Supplied records
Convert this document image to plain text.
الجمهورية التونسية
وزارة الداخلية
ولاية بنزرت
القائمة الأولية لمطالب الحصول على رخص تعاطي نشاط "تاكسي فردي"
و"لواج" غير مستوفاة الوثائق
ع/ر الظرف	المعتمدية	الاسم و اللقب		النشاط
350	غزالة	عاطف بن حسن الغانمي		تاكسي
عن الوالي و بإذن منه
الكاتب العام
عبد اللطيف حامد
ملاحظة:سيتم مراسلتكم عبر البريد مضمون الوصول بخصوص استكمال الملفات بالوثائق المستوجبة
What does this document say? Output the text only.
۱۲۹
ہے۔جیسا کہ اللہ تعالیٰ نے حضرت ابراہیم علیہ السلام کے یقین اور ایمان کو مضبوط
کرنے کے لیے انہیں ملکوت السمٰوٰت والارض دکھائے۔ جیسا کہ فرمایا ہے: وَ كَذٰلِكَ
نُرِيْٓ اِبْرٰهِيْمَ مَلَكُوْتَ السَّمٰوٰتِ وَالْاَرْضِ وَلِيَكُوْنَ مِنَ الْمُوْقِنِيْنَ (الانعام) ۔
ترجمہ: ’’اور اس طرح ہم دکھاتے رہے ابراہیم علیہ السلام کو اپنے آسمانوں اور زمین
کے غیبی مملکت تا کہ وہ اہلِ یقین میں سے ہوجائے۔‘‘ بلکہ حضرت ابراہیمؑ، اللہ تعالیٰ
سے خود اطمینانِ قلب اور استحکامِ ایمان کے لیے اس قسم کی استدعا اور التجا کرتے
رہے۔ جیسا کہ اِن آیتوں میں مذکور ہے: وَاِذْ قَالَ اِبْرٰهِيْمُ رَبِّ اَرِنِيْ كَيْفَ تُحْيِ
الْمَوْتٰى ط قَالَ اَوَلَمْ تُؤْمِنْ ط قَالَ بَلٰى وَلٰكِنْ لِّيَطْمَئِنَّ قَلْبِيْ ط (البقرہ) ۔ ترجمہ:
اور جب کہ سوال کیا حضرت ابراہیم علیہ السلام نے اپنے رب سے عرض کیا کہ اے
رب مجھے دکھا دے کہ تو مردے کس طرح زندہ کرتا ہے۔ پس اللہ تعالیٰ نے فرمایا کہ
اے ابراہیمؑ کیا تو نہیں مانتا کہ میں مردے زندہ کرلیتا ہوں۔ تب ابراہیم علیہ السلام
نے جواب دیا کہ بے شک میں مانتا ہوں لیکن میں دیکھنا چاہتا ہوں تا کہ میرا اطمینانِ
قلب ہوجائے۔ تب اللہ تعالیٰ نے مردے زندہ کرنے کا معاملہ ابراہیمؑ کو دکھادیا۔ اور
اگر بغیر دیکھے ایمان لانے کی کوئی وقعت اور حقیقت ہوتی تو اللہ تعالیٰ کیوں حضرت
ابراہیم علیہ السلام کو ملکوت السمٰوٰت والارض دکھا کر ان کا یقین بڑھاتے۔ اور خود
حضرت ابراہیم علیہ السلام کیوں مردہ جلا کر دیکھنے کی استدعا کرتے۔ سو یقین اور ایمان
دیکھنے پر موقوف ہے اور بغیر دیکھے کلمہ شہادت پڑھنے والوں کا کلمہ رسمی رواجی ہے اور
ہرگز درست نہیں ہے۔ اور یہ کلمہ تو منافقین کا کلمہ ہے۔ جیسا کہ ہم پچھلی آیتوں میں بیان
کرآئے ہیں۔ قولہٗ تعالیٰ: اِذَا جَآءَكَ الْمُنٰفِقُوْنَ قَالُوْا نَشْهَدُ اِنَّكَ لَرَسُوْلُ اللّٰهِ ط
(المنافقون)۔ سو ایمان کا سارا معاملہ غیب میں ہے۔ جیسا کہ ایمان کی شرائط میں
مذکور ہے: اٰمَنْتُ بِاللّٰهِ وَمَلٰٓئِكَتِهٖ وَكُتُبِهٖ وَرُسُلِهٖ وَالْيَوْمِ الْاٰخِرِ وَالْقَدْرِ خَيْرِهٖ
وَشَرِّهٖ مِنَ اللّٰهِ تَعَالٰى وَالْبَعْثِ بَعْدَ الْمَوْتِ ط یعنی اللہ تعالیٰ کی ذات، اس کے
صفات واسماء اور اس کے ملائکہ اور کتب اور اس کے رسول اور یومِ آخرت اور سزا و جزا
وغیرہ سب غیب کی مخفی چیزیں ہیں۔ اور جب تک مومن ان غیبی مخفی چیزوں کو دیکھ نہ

What the task asks
Reproduce the data shown above exactly.

Final result
Convert this document image to plain text.
الجمهورية التونسية
وزارة الداخلية
ولاية بنزرت
القائمة الأولية لمطالب الحصول على رخص تعاطي نشاط "تاكسي فردي"
و"لواج" غير مستوفاة الوثائق
ع/ر الظرف	المعتمدية	الاسم و اللقب		النشاط
350	غزالة	عاطف بن حسن الغانمي		تاكسي
عن الوالي و بإذن منه
الكاتب العام
عبد اللطيف حامد
ملاحظة:سيتم مراسلتكم عبر البريد مضمون الوصول بخصوص استكمال الملفات بالوثائق المستوجبة
What does this document say? Output the text only.
۱۲۹
ہے۔جیسا کہ اللہ تعالیٰ نے حضرت ابراہیم علیہ السلام کے یقین اور ایمان کو مضبوط
کرنے کے لیے انہیں ملکوت السمٰوٰت والارض دکھائے۔ جیسا کہ فرمایا ہے: وَ كَذٰلِكَ
نُرِيْٓ اِبْرٰهِيْمَ مَلَكُوْتَ السَّمٰوٰتِ وَالْاَرْضِ وَلِيَكُوْنَ مِنَ الْمُوْقِنِيْنَ (الانعام) ۔
ترجمہ: ’’اور اس طرح ہم دکھاتے رہے ابراہیم علیہ السلام کو اپنے آسمانوں اور زمین
کے غیبی مملکت تا کہ وہ اہلِ یقین میں سے ہوجائے۔‘‘ بلکہ حضرت ابراہیمؑ، اللہ تعالیٰ
سے خود اطمینانِ قلب اور استحکامِ ایمان کے لیے اس قسم کی استدعا اور التجا کرتے
رہے۔ جیسا کہ اِن آیتوں میں مذکور ہے: وَاِذْ قَالَ اِبْرٰهِيْمُ رَبِّ اَرِنِيْ كَيْفَ تُحْيِ
الْمَوْتٰى ط قَالَ اَوَلَمْ تُؤْمِنْ ط قَالَ بَلٰى وَلٰكِنْ لِّيَطْمَئِنَّ قَلْبِيْ ط (البقرہ) ۔ ترجمہ:
اور جب کہ سوال کیا حضرت ابراہیم علیہ السلام نے اپنے رب سے عرض کیا کہ اے
رب مجھے دکھا دے کہ تو مردے کس طرح زندہ کرتا ہے۔ پس اللہ تعالیٰ نے فرمایا کہ
اے ابراہیمؑ کیا تو نہیں مانتا کہ میں مردے زندہ کرلیتا ہوں۔ تب ابراہیم علیہ السلام
نے جواب دیا کہ بے شک میں مانتا ہوں لیکن میں دیکھنا چاہتا ہوں تا کہ میرا اطمینانِ
قلب ہوجائے۔ تب اللہ تعالیٰ نے مردے زندہ کرنے کا معاملہ ابراہیمؑ کو دکھادیا۔ اور
اگر بغیر دیکھے ایمان لانے کی کوئی وقعت اور حقیقت ہوتی تو اللہ تعالیٰ کیوں حضرت
ابراہیم علیہ السلام کو ملکوت السمٰوٰت والارض دکھا کر ان کا یقین بڑھاتے۔ اور خود
حضرت ابراہیم علیہ السلام کیوں مردہ جلا کر دیکھنے کی استدعا کرتے۔ سو یقین اور ایمان
دیکھنے پر موقوف ہے اور بغیر دیکھے کلمہ شہادت پڑھنے والوں کا کلمہ رسمی رواجی ہے اور
ہرگز درست نہیں ہے۔ اور یہ کلمہ تو منافقین کا کلمہ ہے۔ جیسا کہ ہم پچھلی آیتوں میں بیان
کرآئے ہیں۔ قولہٗ تعالیٰ: اِذَا جَآءَكَ الْمُنٰفِقُوْنَ قَالُوْا نَشْهَدُ اِنَّكَ لَرَسُوْلُ اللّٰهِ ط
(المنافقون)۔ سو ایمان کا سارا معاملہ غیب میں ہے۔ جیسا کہ ایمان کی شرائط میں
مذکور ہے: اٰمَنْتُ بِاللّٰهِ وَمَلٰٓئِكَتِهٖ وَكُتُبِهٖ وَرُسُلِهٖ وَالْيَوْمِ الْاٰخِرِ وَالْقَدْرِ خَيْرِهٖ
وَشَرِّهٖ مِنَ اللّٰهِ تَعَالٰى وَالْبَعْثِ بَعْدَ الْمَوْتِ ط یعنی اللہ تعالیٰ کی ذات، اس کے
صفات واسماء اور اس کے ملائکہ اور کتب اور اس کے رسول اور یومِ آخرت اور سزا و جزا
وغیرہ سب غیب کی مخفی چیزیں ہیں۔ اور جب تک مومن ان غیبی مخفی چیزوں کو دیکھ نہ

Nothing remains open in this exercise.